● What the exercise asks: Go over the entries below line by line, copying each one that contains the word "Time".
── Entries shown ──
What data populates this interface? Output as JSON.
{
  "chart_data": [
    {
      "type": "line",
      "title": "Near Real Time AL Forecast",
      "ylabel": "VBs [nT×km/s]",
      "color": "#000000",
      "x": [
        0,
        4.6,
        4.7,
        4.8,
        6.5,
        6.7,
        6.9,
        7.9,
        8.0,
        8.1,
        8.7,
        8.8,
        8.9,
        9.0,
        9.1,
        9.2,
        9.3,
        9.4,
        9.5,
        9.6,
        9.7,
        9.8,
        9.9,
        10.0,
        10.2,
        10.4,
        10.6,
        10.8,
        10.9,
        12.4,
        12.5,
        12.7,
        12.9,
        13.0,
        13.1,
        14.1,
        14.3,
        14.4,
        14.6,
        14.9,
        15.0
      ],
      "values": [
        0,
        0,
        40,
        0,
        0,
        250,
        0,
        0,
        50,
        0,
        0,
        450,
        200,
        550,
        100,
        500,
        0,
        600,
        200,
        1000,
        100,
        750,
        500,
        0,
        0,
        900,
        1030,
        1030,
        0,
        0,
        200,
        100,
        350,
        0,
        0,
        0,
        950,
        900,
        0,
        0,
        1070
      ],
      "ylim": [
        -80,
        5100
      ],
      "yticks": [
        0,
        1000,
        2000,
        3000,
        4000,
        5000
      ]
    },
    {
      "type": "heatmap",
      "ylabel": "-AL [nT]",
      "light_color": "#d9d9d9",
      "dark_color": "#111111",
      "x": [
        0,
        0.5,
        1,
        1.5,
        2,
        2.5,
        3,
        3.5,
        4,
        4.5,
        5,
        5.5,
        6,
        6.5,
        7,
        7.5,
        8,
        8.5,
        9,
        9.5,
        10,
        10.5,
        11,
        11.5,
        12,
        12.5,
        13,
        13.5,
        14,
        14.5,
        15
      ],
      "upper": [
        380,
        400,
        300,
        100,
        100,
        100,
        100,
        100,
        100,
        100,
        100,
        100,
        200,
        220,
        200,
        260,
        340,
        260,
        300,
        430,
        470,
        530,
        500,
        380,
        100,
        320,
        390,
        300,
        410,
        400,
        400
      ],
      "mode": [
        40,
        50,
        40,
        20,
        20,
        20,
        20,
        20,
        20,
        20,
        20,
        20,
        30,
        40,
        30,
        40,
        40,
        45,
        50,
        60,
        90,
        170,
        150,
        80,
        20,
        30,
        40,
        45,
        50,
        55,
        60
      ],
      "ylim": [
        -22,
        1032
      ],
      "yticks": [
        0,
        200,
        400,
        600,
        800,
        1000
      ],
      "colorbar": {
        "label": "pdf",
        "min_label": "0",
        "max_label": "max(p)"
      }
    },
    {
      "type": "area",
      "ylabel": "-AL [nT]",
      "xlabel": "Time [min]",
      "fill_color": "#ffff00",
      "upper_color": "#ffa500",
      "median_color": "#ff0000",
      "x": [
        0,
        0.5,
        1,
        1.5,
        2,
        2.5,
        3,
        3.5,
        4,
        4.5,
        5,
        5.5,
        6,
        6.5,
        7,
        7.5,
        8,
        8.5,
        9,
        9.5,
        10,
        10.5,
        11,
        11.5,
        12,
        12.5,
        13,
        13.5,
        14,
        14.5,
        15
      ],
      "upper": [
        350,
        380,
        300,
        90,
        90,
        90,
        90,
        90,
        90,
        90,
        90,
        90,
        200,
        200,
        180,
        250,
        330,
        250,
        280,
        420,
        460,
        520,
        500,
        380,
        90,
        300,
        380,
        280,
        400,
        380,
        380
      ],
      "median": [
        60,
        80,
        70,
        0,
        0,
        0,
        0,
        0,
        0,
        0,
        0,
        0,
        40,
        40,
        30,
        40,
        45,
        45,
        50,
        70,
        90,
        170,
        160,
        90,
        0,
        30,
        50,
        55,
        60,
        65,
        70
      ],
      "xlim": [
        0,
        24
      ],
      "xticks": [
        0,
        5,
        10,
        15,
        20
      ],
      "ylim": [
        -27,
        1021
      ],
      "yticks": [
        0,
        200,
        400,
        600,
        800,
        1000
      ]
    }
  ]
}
───
● Expected answer:
      "title": "Near Real Time AL Forecast",
      "xlabel": "Time [min]",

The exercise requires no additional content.